◆ **REQUIRED WORK**
Leave out the pictures and return every entry exactly as it appears.
-- START GIVEN INFORMATION --
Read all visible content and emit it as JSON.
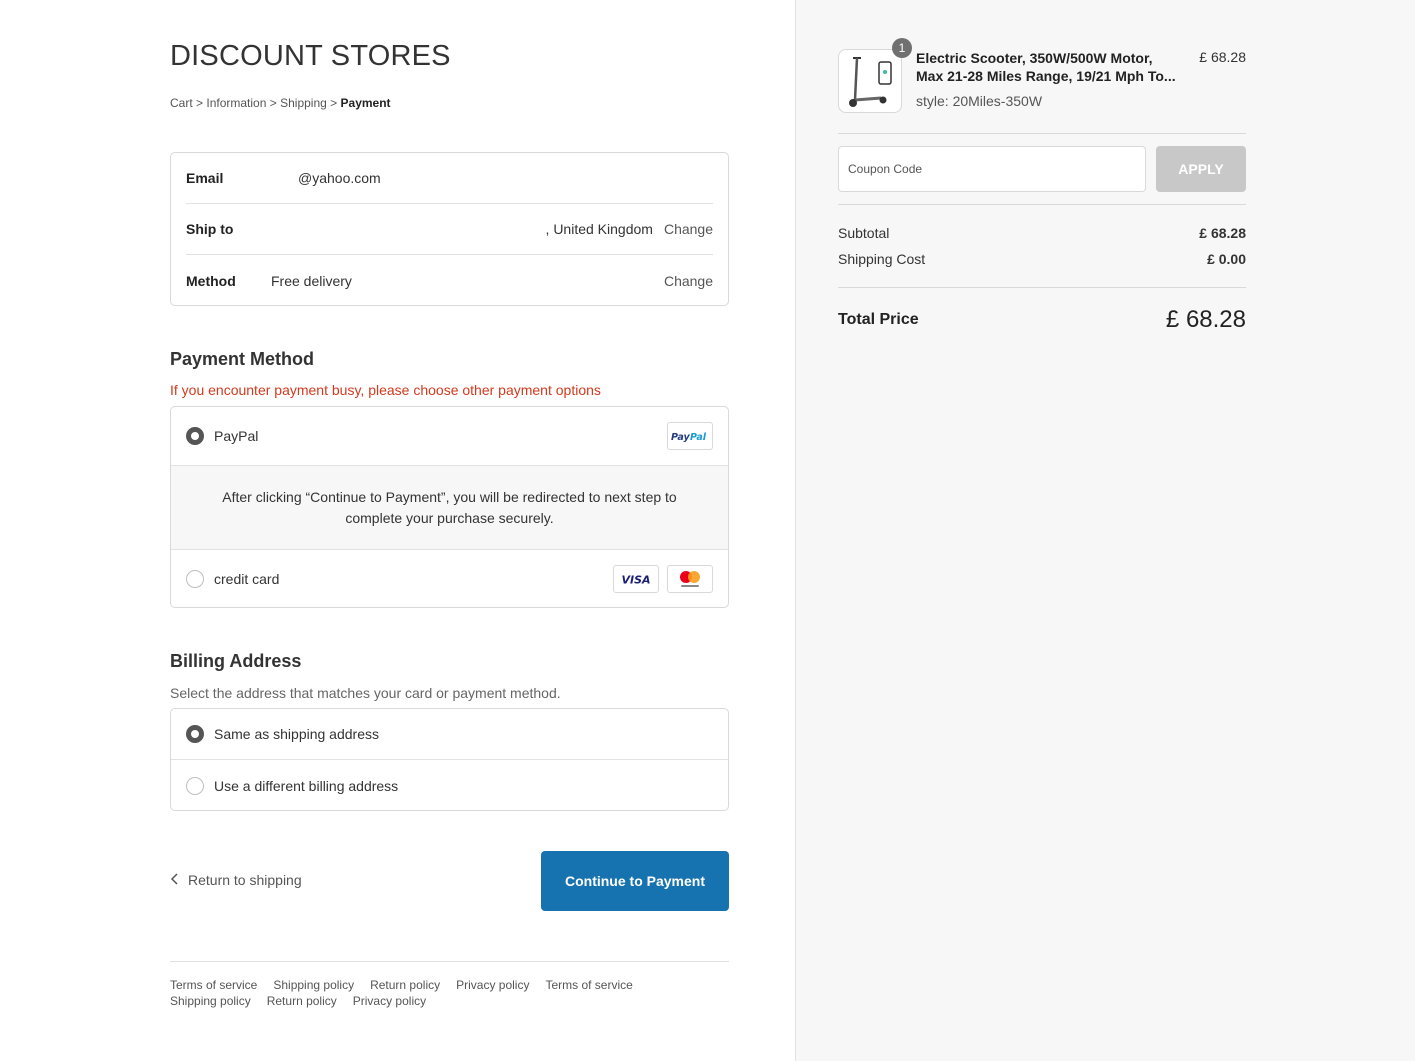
{
  "store": {
    "title": "DISCOUNT STORES"
  },
  "breadcrumb": {
    "cart": "Cart",
    "information": "Information",
    "shipping": "Shipping",
    "payment": "Payment",
    "separator": ">"
  },
  "info": {
    "email_label": "Email",
    "email_value": "@yahoo.com",
    "ship_label": "Ship to",
    "ship_value": ", United Kingdom",
    "method_label": "Method",
    "method_value": "Free delivery",
    "change": "Change"
  },
  "payment": {
    "title": "Payment Method",
    "warning": "If you encounter payment busy, please choose other payment options",
    "paypal_label": "PayPal",
    "paypal_info": "After clicking “Continue to Payment”, you will be redirected to next step to complete your purchase securely.",
    "card_label": "credit card",
    "visa": "VISA",
    "mastercard": "mastercard",
    "paypal_badge": "PayPal"
  },
  "billing": {
    "title": "Billing Address",
    "hint": "Select the address that matches your card or payment method.",
    "same": "Same as shipping address",
    "different": "Use a different billing address"
  },
  "actions": {
    "return": "Return to shipping",
    "continue": "Continue to Payment"
  },
  "footer": {
    "links": [
      "Terms of service",
      "Shipping policy",
      "Return policy",
      "Privacy policy",
      "Terms of service",
      "Shipping policy",
      "Return policy",
      "Privacy policy"
    ]
  },
  "summary": {
    "product_name_1": "Electric Scooter, 350W/500W Motor,",
    "product_name_2": "Max 21-28 Miles Range, 19/21 Mph To...",
    "product_style": "style: 20Miles-350W",
    "product_price": "£ 68.28",
    "quantity": "1",
    "coupon_placeholder": "Coupon Code",
    "apply": "APPLY",
    "subtotal_label": "Subtotal",
    "subtotal_value": "£ 68.28",
    "shipping_label": "Shipping Cost",
    "shipping_value": "£ 0.00",
    "total_label": "Total Price",
    "total_value": "£ 68.28"
  },
  "colors": {
    "primary": "#1773b0",
    "warning": "#d13a1e",
    "apply_disabled": "#c8c8c8"
  },
  "icons": {
    "back": "chevron-left-icon"
  }
}
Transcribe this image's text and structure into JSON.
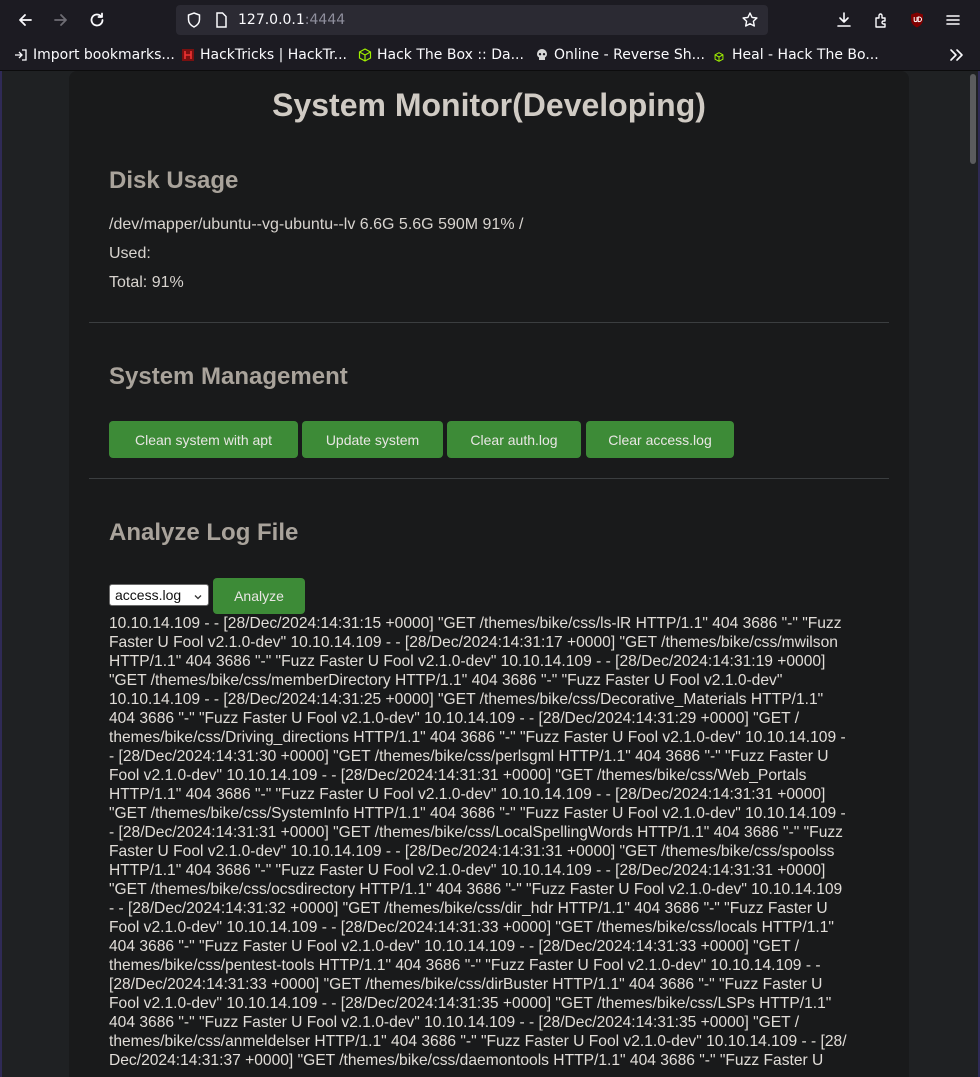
{
  "browser": {
    "url_host": "127.0.0.1",
    "url_port": ":4444",
    "bookmarks": [
      {
        "label": "Import bookmarks..."
      },
      {
        "label": "HackTricks | HackTr..."
      },
      {
        "label": "Hack The Box :: Da..."
      },
      {
        "label": "Online - Reverse Sh..."
      },
      {
        "label": "Heal - Hack The Bo..."
      }
    ]
  },
  "page": {
    "title": "System Monitor(Developing)",
    "disk": {
      "heading": "Disk Usage",
      "line": "/dev/mapper/ubuntu--vg-ubuntu--lv 6.6G 5.6G 590M 91% /",
      "used": "Used:",
      "total": "Total: 91%"
    },
    "management": {
      "heading": "System Management",
      "buttons": [
        {
          "label": "Clean system with apt"
        },
        {
          "label": "Update system"
        },
        {
          "label": "Clear auth.log"
        },
        {
          "label": "Clear access.log"
        }
      ]
    },
    "analyze": {
      "heading": "Analyze Log File",
      "select_value": "access.log",
      "button": "Analyze",
      "log_lines": [
        "10.10.14.109 - - [28/Dec/2024:14:31:15 +0000] \"GET /themes/bike/css/ls-lR HTTP/1.1\" 404 3686 \"-\" \"Fuzz",
        "Faster U Fool v2.1.0-dev\" 10.10.14.109 - - [28/Dec/2024:14:31:17 +0000] \"GET /themes/bike/css/mwilson",
        "HTTP/1.1\" 404 3686 \"-\" \"Fuzz Faster U Fool v2.1.0-dev\" 10.10.14.109 - - [28/Dec/2024:14:31:19 +0000]",
        "\"GET /themes/bike/css/memberDirectory HTTP/1.1\" 404 3686 \"-\" \"Fuzz Faster U Fool v2.1.0-dev\"",
        "10.10.14.109 - - [28/Dec/2024:14:31:25 +0000] \"GET /themes/bike/css/Decorative_Materials HTTP/1.1\"",
        "404 3686 \"-\" \"Fuzz Faster U Fool v2.1.0-dev\" 10.10.14.109 - - [28/Dec/2024:14:31:29 +0000] \"GET /",
        "themes/bike/css/Driving_directions HTTP/1.1\" 404 3686 \"-\" \"Fuzz Faster U Fool v2.1.0-dev\" 10.10.14.109 -",
        "- [28/Dec/2024:14:31:30 +0000] \"GET /themes/bike/css/perlsgml HTTP/1.1\" 404 3686 \"-\" \"Fuzz Faster U",
        "Fool v2.1.0-dev\" 10.10.14.109 - - [28/Dec/2024:14:31:31 +0000] \"GET /themes/bike/css/Web_Portals",
        "HTTP/1.1\" 404 3686 \"-\" \"Fuzz Faster U Fool v2.1.0-dev\" 10.10.14.109 - - [28/Dec/2024:14:31:31 +0000]",
        "\"GET /themes/bike/css/SystemInfo HTTP/1.1\" 404 3686 \"-\" \"Fuzz Faster U Fool v2.1.0-dev\" 10.10.14.109 -",
        "- [28/Dec/2024:14:31:31 +0000] \"GET /themes/bike/css/LocalSpellingWords HTTP/1.1\" 404 3686 \"-\" \"Fuzz",
        "Faster U Fool v2.1.0-dev\" 10.10.14.109 - - [28/Dec/2024:14:31:31 +0000] \"GET /themes/bike/css/spoolss",
        "HTTP/1.1\" 404 3686 \"-\" \"Fuzz Faster U Fool v2.1.0-dev\" 10.10.14.109 - - [28/Dec/2024:14:31:31 +0000]",
        "\"GET /themes/bike/css/ocsdirectory HTTP/1.1\" 404 3686 \"-\" \"Fuzz Faster U Fool v2.1.0-dev\" 10.10.14.109",
        "- - [28/Dec/2024:14:31:32 +0000] \"GET /themes/bike/css/dir_hdr HTTP/1.1\" 404 3686 \"-\" \"Fuzz Faster U",
        "Fool v2.1.0-dev\" 10.10.14.109 - - [28/Dec/2024:14:31:33 +0000] \"GET /themes/bike/css/locals HTTP/1.1\"",
        "404 3686 \"-\" \"Fuzz Faster U Fool v2.1.0-dev\" 10.10.14.109 - - [28/Dec/2024:14:31:33 +0000] \"GET /",
        "themes/bike/css/pentest-tools HTTP/1.1\" 404 3686 \"-\" \"Fuzz Faster U Fool v2.1.0-dev\" 10.10.14.109 - -",
        "[28/Dec/2024:14:31:33 +0000] \"GET /themes/bike/css/dirBuster HTTP/1.1\" 404 3686 \"-\" \"Fuzz Faster U",
        "Fool v2.1.0-dev\" 10.10.14.109 - - [28/Dec/2024:14:31:35 +0000] \"GET /themes/bike/css/LSPs HTTP/1.1\"",
        "404 3686 \"-\" \"Fuzz Faster U Fool v2.1.0-dev\" 10.10.14.109 - - [28/Dec/2024:14:31:35 +0000] \"GET /",
        "themes/bike/css/anmeldelser HTTP/1.1\" 404 3686 \"-\" \"Fuzz Faster U Fool v2.1.0-dev\" 10.10.14.109 - - [28/",
        "Dec/2024:14:31:37 +0000] \"GET /themes/bike/css/daemontools HTTP/1.1\" 404 3686 \"-\" \"Fuzz Faster U"
      ]
    }
  }
}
-- END GIVEN INFORMATION --
◆ **WRITTEN RESPONSE**
Read all visible content and emit it as JSON.
{
  "store": {
    "title": "DISCOUNT STORES"
  },
  "breadcrumb": {
    "cart": "Cart",
    "information": "Information",
    "shipping": "Shipping",
    "payment": "Payment",
    "separator": ">"
  },
  "info": {
    "email_label": "Email",
    "email_value": "@yahoo.com",
    "ship_label": "Ship to",
    "ship_value": ", United Kingdom",
    "method_label": "Method",
    "method_value": "Free delivery",
    "change": "Change"
  },
  "payment": {
    "title": "Payment Method",
    "warning": "If you encounter payment busy, please choose other payment options",
    "paypal_label": "PayPal",
    "paypal_info": "After clicking “Continue to Payment”, you will be redirected to next step to complete your purchase securely.",
    "card_label": "credit card",
    "visa": "VISA",
    "mastercard": "mastercard",
    "paypal_badge": "PayPal"
  },
  "billing": {
    "title": "Billing Address",
    "hint": "Select the address that matches your card or payment method.",
    "same": "Same as shipping address",
    "different": "Use a different billing address"
  },
  "actions": {
    "return": "Return to shipping",
    "continue": "Continue to Payment"
  },
  "footer": {
    "links": [
      "Terms of service",
      "Shipping policy",
      "Return policy",
      "Privacy policy",
      "Terms of service",
      "Shipping policy",
      "Return policy",
      "Privacy policy"
    ]
  },
  "summary": {
    "product_name_1": "Electric Scooter, 350W/500W Motor,",
    "product_name_2": "Max 21-28 Miles Range, 19/21 Mph To...",
    "product_style": "style: 20Miles-350W",
    "product_price": "£ 68.28",
    "quantity": "1",
    "coupon_placeholder": "Coupon Code",
    "apply": "APPLY",
    "subtotal_label": "Subtotal",
    "subtotal_value": "£ 68.28",
    "shipping_label": "Shipping Cost",
    "shipping_value": "£ 0.00",
    "total_label": "Total Price",
    "total_value": "£ 68.28"
  },
  "colors": {
    "primary": "#1773b0",
    "warning": "#d13a1e",
    "apply_disabled": "#c8c8c8"
  },
  "icons": {
    "back": "chevron-left-icon"
  }
}
Transcribe this image's text and structure into JSON.
{
  "browser": {
    "url_host": "127.0.0.1",
    "url_port": ":4444",
    "bookmarks": [
      {
        "label": "Import bookmarks..."
      },
      {
        "label": "HackTricks | HackTr..."
      },
      {
        "label": "Hack The Box :: Da..."
      },
      {
        "label": "Online - Reverse Sh..."
      },
      {
        "label": "Heal - Hack The Bo..."
      }
    ]
  },
  "page": {
    "title": "System Monitor(Developing)",
    "disk": {
      "heading": "Disk Usage",
      "line": "/dev/mapper/ubuntu--vg-ubuntu--lv 6.6G 5.6G 590M 91% /",
      "used": "Used:",
      "total": "Total: 91%"
    },
    "management": {
      "heading": "System Management",
      "buttons": [
        {
          "label": "Clean system with apt"
        },
        {
          "label": "Update system"
        },
        {
          "label": "Clear auth.log"
        },
        {
          "label": "Clear access.log"
        }
      ]
    },
    "analyze": {
      "heading": "Analyze Log File",
      "select_value": "access.log",
      "button": "Analyze",
      "log_lines": [
        "10.10.14.109 - - [28/Dec/2024:14:31:15 +0000] \"GET /themes/bike/css/ls-lR HTTP/1.1\" 404 3686 \"-\" \"Fuzz",
        "Faster U Fool v2.1.0-dev\" 10.10.14.109 - - [28/Dec/2024:14:31:17 +0000] \"GET /themes/bike/css/mwilson",
        "HTTP/1.1\" 404 3686 \"-\" \"Fuzz Faster U Fool v2.1.0-dev\" 10.10.14.109 - - [28/Dec/2024:14:31:19 +0000]",
        "\"GET /themes/bike/css/memberDirectory HTTP/1.1\" 404 3686 \"-\" \"Fuzz Faster U Fool v2.1.0-dev\"",
        "10.10.14.109 - - [28/Dec/2024:14:31:25 +0000] \"GET /themes/bike/css/Decorative_Materials HTTP/1.1\"",
        "404 3686 \"-\" \"Fuzz Faster U Fool v2.1.0-dev\" 10.10.14.109 - - [28/Dec/2024:14:31:29 +0000] \"GET /",
        "themes/bike/css/Driving_directions HTTP/1.1\" 404 3686 \"-\" \"Fuzz Faster U Fool v2.1.0-dev\" 10.10.14.109 -",
        "- [28/Dec/2024:14:31:30 +0000] \"GET /themes/bike/css/perlsgml HTTP/1.1\" 404 3686 \"-\" \"Fuzz Faster U",
        "Fool v2.1.0-dev\" 10.10.14.109 - - [28/Dec/2024:14:31:31 +0000] \"GET /themes/bike/css/Web_Portals",
        "HTTP/1.1\" 404 3686 \"-\" \"Fuzz Faster U Fool v2.1.0-dev\" 10.10.14.109 - - [28/Dec/2024:14:31:31 +0000]",
        "\"GET /themes/bike/css/SystemInfo HTTP/1.1\" 404 3686 \"-\" \"Fuzz Faster U Fool v2.1.0-dev\" 10.10.14.109 -",
        "- [28/Dec/2024:14:31:31 +0000] \"GET /themes/bike/css/LocalSpellingWords HTTP/1.1\" 404 3686 \"-\" \"Fuzz",
        "Faster U Fool v2.1.0-dev\" 10.10.14.109 - - [28/Dec/2024:14:31:31 +0000] \"GET /themes/bike/css/spoolss",
        "HTTP/1.1\" 404 3686 \"-\" \"Fuzz Faster U Fool v2.1.0-dev\" 10.10.14.109 - - [28/Dec/2024:14:31:31 +0000]",
        "\"GET /themes/bike/css/ocsdirectory HTTP/1.1\" 404 3686 \"-\" \"Fuzz Faster U Fool v2.1.0-dev\" 10.10.14.109",
        "- - [28/Dec/2024:14:31:32 +0000] \"GET /themes/bike/css/dir_hdr HTTP/1.1\" 404 3686 \"-\" \"Fuzz Faster U",
        "Fool v2.1.0-dev\" 10.10.14.109 - - [28/Dec/2024:14:31:33 +0000] \"GET /themes/bike/css/locals HTTP/1.1\"",
        "404 3686 \"-\" \"Fuzz Faster U Fool v2.1.0-dev\" 10.10.14.109 - - [28/Dec/2024:14:31:33 +0000] \"GET /",
        "themes/bike/css/pentest-tools HTTP/1.1\" 404 3686 \"-\" \"Fuzz Faster U Fool v2.1.0-dev\" 10.10.14.109 - -",
        "[28/Dec/2024:14:31:33 +0000] \"GET /themes/bike/css/dirBuster HTTP/1.1\" 404 3686 \"-\" \"Fuzz Faster U",
        "Fool v2.1.0-dev\" 10.10.14.109 - - [28/Dec/2024:14:31:35 +0000] \"GET /themes/bike/css/LSPs HTTP/1.1\"",
        "404 3686 \"-\" \"Fuzz Faster U Fool v2.1.0-dev\" 10.10.14.109 - - [28/Dec/2024:14:31:35 +0000] \"GET /",
        "themes/bike/css/anmeldelser HTTP/1.1\" 404 3686 \"-\" \"Fuzz Faster U Fool v2.1.0-dev\" 10.10.14.109 - - [28/",
        "Dec/2024:14:31:37 +0000] \"GET /themes/bike/css/daemontools HTTP/1.1\" 404 3686 \"-\" \"Fuzz Faster U"
      ]
    }
  }
}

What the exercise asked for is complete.